-- INSTRUCTIONS TO FOLLOW --
From the listing below, pick out each line with the word "either".

# start of DATA TO USE

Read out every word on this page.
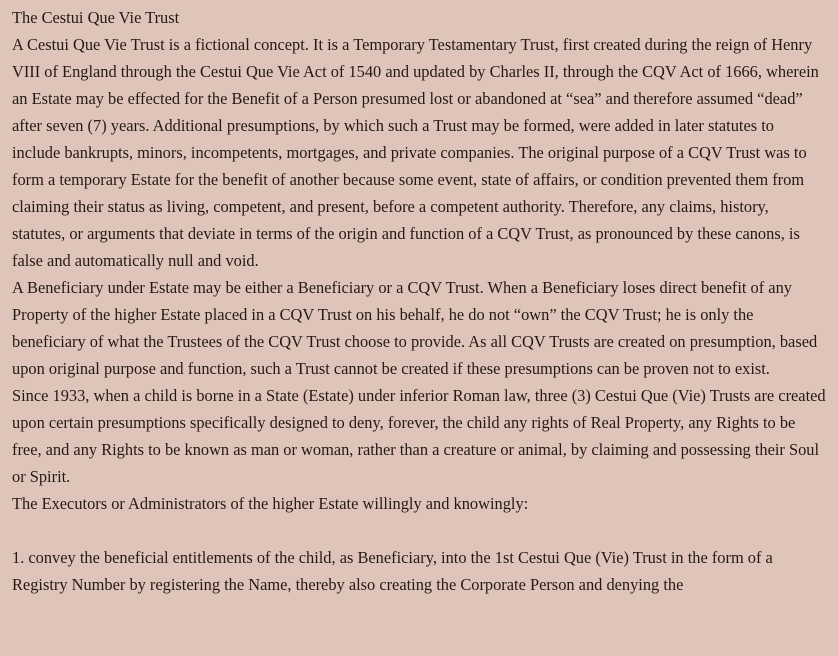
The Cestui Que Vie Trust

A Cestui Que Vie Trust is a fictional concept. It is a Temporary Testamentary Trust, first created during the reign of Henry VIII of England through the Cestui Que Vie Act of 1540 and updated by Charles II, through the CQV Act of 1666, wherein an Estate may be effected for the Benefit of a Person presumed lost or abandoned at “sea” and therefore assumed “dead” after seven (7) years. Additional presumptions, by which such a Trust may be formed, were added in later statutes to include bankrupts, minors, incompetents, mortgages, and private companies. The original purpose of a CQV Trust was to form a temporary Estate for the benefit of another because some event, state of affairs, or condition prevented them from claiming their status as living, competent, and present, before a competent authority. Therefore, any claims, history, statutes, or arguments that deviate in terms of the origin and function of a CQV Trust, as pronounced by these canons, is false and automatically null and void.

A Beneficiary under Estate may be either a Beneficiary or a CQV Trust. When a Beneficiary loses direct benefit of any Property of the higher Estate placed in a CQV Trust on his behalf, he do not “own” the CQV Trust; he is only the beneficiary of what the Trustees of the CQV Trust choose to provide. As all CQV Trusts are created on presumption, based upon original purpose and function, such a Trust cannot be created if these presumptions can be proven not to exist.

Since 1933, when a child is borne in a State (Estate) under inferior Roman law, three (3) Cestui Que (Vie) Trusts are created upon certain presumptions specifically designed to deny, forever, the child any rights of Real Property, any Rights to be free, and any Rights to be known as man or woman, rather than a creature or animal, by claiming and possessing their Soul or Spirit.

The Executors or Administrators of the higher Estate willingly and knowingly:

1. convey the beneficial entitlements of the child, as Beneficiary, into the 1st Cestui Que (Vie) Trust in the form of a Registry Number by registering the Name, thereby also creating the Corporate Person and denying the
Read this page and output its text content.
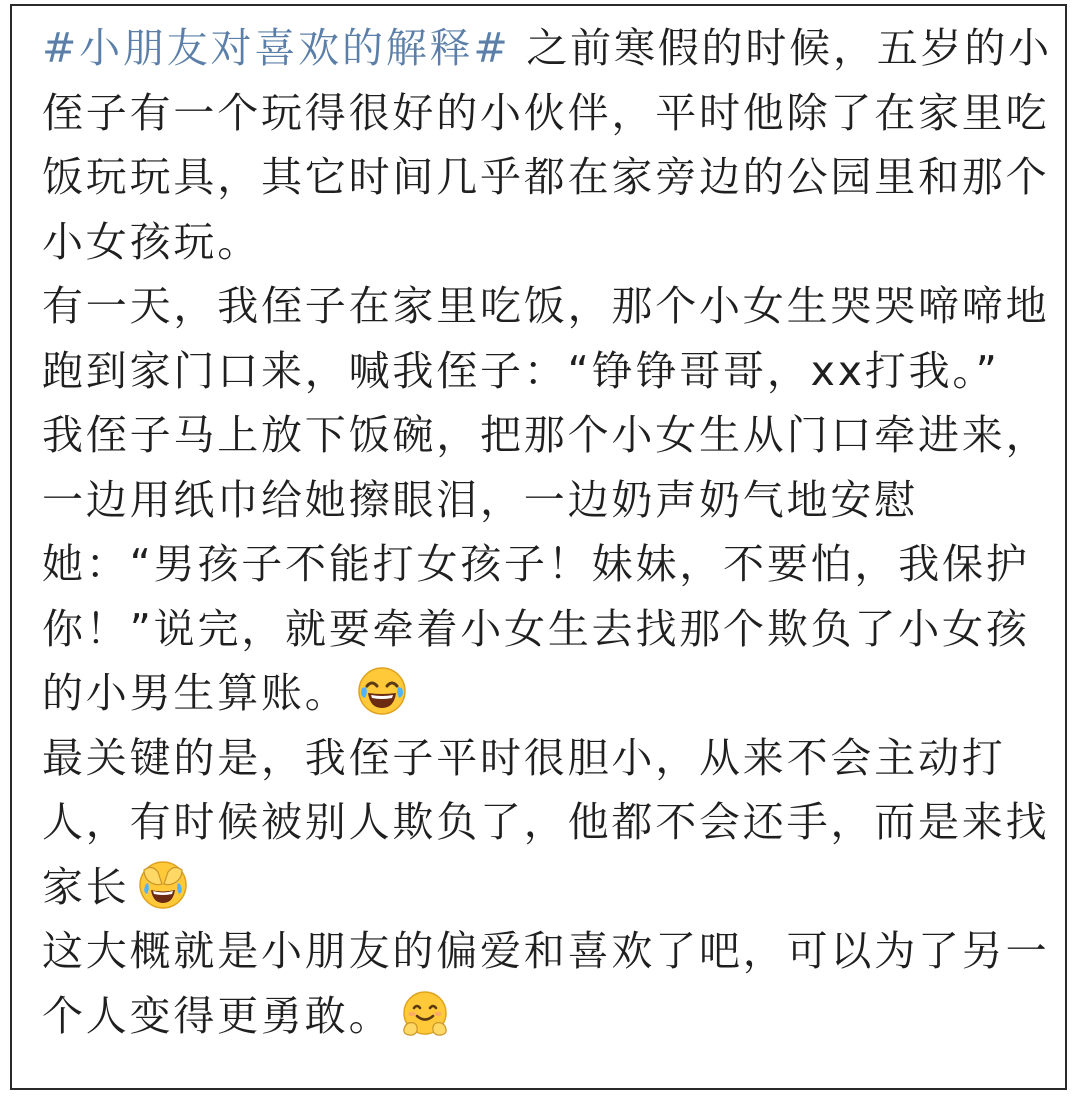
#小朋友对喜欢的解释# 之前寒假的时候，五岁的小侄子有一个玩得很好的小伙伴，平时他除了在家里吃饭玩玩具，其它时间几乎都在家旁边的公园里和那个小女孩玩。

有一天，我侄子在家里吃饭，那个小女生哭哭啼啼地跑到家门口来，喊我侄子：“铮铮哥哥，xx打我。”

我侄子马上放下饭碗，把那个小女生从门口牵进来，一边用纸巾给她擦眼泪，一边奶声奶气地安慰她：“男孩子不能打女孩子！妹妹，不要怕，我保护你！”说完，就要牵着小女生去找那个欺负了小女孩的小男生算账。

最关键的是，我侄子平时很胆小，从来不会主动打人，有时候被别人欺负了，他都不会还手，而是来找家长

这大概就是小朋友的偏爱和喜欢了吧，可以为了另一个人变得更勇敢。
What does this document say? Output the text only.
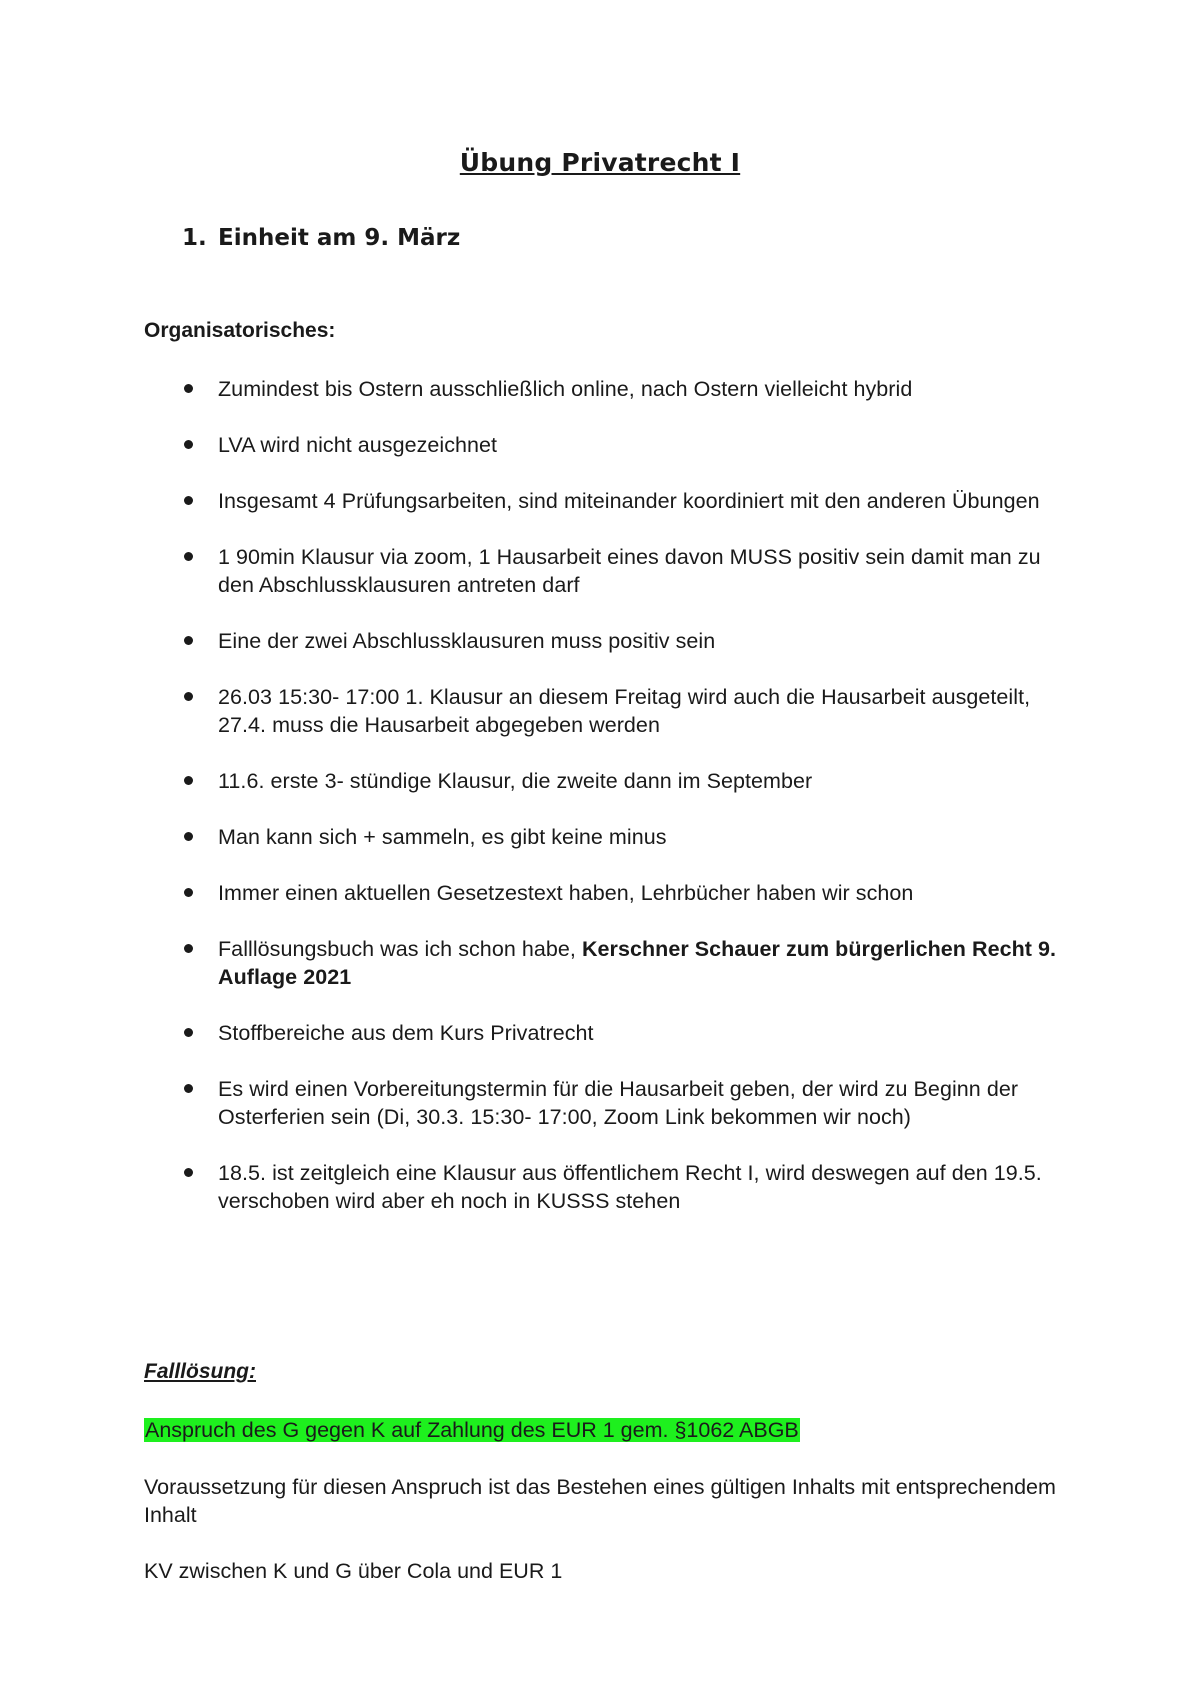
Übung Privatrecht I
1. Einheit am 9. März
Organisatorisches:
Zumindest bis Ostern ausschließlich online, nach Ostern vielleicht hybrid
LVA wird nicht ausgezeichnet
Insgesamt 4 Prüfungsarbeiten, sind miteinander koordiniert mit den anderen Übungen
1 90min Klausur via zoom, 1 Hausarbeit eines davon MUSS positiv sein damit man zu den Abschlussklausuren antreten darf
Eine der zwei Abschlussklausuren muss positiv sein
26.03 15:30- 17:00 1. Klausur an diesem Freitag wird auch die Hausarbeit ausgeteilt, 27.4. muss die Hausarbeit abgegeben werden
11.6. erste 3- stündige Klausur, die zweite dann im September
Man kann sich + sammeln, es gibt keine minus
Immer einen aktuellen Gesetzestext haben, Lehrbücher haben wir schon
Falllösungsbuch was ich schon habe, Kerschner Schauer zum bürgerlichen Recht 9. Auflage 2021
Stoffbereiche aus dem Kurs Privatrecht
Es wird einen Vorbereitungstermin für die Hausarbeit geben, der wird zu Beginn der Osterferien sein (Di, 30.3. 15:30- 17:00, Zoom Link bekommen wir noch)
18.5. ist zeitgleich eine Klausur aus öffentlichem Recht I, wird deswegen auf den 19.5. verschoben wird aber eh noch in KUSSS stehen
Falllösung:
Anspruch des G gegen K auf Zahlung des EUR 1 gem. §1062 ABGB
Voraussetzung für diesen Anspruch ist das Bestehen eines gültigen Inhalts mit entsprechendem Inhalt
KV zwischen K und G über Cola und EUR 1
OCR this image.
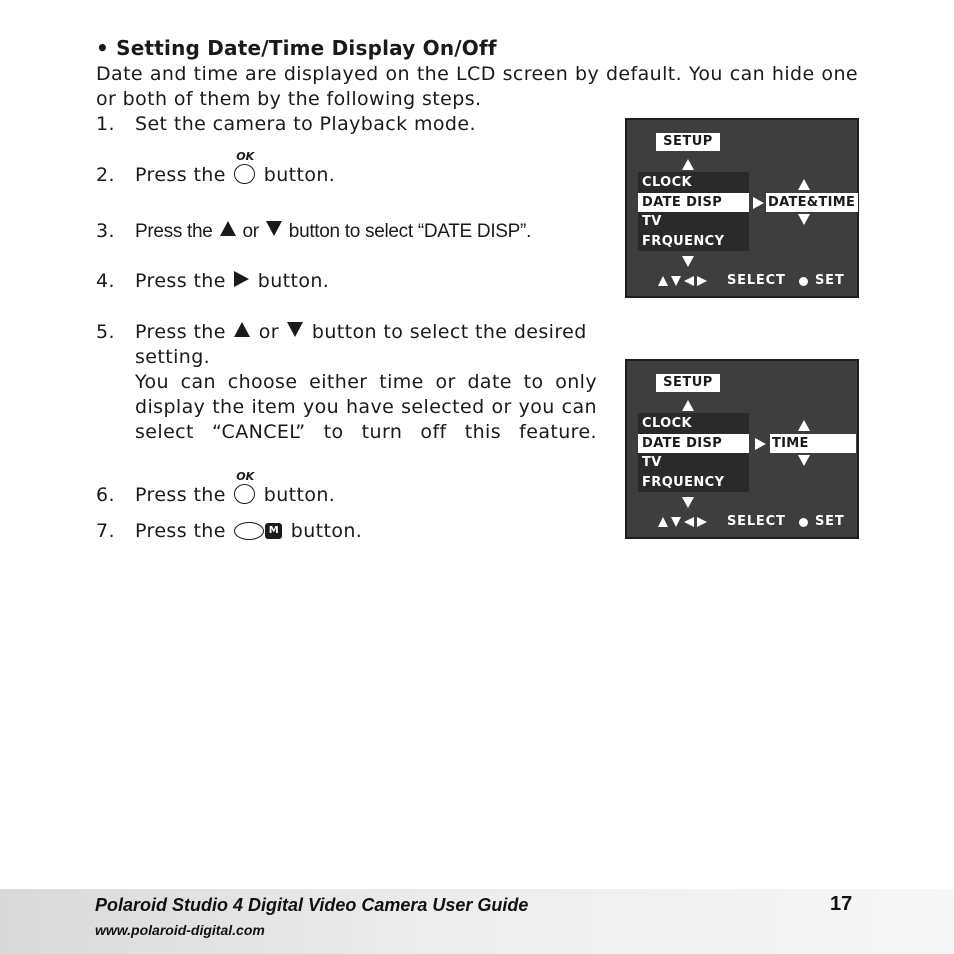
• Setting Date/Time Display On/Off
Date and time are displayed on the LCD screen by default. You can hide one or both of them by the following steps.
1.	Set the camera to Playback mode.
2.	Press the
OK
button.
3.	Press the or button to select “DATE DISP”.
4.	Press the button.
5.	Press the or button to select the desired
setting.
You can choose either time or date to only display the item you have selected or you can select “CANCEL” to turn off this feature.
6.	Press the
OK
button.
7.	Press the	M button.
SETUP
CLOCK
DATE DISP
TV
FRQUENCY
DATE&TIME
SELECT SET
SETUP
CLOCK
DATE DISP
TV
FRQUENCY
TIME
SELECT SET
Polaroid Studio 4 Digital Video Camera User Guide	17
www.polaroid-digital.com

# end of DATA TO USE

-- TASK RESPONSE --
A Beneficiary under Estate may be either a Beneficiary or a CQV Trust. When a Beneficiary loses direct benefit of any Property of the higher Estate placed in a CQV Trust on his behalf, he do not “own” the CQV Trust; he is only the beneficiary of what the Trustees of the CQV Trust choose to provide. As all CQV Trusts are created on presumption, based upon original purpose and function, such a Trust cannot be created if these presumptions can be proven not to exist.
You can choose either time or date to only display the item you have selected or you can select “CANCEL” to turn off this feature.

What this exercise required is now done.